»»

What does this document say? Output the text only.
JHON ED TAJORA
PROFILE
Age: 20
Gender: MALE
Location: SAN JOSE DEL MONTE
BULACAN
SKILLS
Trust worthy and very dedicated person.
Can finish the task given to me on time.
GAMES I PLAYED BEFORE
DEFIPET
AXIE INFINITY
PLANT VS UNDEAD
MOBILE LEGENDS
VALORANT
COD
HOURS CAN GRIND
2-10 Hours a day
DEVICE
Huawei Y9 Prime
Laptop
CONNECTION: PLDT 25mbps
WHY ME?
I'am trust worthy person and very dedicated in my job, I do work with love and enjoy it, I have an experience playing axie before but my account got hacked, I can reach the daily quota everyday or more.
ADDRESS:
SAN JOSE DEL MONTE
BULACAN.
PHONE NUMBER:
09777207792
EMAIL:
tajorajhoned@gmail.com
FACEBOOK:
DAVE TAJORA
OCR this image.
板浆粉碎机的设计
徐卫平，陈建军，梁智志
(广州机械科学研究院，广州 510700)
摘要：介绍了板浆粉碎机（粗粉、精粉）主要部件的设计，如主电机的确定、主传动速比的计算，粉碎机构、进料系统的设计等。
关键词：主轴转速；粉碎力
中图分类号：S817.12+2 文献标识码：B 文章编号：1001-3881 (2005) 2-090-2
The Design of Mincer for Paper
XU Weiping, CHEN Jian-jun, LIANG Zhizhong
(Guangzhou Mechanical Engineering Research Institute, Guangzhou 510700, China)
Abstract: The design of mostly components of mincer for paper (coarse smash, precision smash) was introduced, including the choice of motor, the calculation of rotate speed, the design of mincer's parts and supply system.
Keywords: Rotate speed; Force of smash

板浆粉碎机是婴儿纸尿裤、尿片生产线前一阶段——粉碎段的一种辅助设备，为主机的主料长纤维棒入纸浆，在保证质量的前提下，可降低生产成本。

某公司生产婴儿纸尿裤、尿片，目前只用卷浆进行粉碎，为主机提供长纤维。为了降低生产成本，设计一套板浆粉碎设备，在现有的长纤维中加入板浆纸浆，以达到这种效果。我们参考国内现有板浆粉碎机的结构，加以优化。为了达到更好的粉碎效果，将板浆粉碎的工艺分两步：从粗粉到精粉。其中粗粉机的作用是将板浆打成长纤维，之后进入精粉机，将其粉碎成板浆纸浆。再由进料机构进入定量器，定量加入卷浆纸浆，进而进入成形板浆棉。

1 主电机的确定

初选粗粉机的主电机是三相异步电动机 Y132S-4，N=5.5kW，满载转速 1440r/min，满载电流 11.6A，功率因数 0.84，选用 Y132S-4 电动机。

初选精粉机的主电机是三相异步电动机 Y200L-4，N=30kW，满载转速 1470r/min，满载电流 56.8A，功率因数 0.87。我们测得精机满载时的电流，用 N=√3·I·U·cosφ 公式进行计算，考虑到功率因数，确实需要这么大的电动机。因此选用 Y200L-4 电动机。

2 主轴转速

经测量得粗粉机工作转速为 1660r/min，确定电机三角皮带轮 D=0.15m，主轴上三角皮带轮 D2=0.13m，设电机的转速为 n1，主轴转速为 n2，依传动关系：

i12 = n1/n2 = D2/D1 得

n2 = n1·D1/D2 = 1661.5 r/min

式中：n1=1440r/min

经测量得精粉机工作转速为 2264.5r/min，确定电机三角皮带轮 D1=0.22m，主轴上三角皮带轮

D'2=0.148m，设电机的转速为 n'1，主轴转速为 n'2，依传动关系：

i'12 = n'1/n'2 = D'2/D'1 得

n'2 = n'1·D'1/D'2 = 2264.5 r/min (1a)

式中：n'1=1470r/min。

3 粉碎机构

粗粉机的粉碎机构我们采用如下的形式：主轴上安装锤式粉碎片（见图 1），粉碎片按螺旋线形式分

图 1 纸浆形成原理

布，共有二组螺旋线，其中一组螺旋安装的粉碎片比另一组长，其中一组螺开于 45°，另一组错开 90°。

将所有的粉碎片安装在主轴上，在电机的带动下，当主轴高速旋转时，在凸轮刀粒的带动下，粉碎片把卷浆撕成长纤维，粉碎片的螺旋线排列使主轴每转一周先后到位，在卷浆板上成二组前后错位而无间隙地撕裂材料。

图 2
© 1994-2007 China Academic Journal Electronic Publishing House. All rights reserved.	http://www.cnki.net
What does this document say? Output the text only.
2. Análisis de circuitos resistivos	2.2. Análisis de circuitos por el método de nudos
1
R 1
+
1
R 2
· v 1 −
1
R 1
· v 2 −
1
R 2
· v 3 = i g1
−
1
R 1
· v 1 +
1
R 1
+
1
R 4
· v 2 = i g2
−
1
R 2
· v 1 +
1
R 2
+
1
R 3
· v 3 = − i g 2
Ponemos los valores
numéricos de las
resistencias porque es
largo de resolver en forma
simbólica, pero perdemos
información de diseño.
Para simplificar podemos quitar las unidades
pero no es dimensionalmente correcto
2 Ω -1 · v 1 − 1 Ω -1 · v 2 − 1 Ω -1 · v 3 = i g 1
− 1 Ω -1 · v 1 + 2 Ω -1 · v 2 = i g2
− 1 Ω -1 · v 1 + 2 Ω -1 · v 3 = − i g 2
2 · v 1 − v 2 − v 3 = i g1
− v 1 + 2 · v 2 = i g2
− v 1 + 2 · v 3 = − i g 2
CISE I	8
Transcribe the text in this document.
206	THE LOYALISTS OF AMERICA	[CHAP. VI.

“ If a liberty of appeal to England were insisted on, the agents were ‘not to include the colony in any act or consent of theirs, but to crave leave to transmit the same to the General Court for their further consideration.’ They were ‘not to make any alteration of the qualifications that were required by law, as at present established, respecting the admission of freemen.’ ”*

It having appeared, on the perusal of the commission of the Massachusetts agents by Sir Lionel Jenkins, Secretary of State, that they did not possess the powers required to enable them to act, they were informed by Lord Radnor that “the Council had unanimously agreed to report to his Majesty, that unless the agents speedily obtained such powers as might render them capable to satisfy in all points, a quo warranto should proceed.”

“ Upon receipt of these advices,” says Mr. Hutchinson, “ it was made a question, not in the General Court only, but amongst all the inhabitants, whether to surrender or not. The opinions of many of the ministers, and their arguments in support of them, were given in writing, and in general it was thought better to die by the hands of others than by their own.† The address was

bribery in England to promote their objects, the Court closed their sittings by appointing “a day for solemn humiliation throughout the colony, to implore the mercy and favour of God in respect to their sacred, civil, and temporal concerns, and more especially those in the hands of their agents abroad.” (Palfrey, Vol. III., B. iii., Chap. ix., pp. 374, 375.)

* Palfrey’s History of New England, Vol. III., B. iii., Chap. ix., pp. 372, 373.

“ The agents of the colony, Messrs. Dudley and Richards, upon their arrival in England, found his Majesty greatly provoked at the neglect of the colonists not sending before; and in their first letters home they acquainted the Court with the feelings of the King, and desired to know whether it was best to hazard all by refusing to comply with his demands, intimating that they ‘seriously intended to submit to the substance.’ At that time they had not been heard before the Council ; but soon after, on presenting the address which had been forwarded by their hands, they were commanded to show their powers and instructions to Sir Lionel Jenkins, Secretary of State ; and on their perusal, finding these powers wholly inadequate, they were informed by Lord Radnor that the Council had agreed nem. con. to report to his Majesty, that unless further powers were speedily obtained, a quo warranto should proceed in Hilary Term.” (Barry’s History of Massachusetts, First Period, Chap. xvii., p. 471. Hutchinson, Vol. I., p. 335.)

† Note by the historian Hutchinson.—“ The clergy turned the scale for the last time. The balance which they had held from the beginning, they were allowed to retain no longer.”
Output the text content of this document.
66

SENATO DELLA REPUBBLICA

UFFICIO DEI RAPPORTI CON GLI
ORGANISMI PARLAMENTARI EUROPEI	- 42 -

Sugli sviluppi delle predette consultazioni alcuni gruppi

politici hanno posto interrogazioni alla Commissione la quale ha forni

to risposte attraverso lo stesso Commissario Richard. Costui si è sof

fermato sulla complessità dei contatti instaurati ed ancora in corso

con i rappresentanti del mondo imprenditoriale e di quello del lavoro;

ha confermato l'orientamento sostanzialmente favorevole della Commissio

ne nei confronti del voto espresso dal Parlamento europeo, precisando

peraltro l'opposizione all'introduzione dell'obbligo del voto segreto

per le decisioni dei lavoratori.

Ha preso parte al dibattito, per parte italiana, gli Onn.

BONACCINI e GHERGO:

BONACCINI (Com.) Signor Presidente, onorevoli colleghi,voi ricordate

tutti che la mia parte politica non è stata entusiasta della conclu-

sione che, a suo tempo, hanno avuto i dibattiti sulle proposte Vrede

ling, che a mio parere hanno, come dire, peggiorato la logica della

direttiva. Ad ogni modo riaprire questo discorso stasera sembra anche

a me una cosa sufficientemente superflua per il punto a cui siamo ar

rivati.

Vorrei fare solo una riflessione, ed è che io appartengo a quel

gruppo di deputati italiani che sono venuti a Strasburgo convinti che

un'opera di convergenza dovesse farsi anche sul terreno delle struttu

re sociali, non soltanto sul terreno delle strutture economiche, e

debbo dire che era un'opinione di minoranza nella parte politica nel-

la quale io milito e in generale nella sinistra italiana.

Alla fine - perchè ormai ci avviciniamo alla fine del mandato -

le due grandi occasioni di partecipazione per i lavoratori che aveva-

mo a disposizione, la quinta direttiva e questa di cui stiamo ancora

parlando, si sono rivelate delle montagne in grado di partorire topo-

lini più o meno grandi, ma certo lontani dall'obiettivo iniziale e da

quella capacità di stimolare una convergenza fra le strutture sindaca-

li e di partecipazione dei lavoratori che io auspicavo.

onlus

««

Check each line of the records above for "Majesty", and copy those that have it.

It having appeared, on the perusal of the commission of the Massachusetts agents by Sir Lionel Jenkins, Secretary of State, that they did not possess the powers required to enable them to act, they were informed by Lord Radnor that “the Council had unanimously agreed to report to his Majesty, that unless the agents speedily obtained such powers as might render them capable to satisfy in all points, a quo warranto should proceed.”
“ The agents of the colony, Messrs. Dudley and Richards, upon their arrival in England, found his Majesty greatly provoked at the neglect of the colonists not sending before; and in their first letters home they acquainted the Court with the feelings of the King, and desired to know whether it was best to hazard all by refusing to comply with his demands, intimating that they ‘seriously intended to submit to the substance.’ At that time they had not been heard before the Council ; but soon after, on presenting the address which had been forwarded by their hands, they were commanded to show their powers and instructions to Sir Lionel Jenkins, Secretary of State ; and on their perusal, finding these powers wholly inadequate, they were informed by Lord Radnor that the Council had agreed nem. con. to report to his Majesty, that unless further powers were speedily obtained, a quo warranto should proceed in Hilary Term.” (Barry’s History of Massachusetts, First Period, Chap. xvii., p. 471. Hutchinson, Vol. I., p. 335.)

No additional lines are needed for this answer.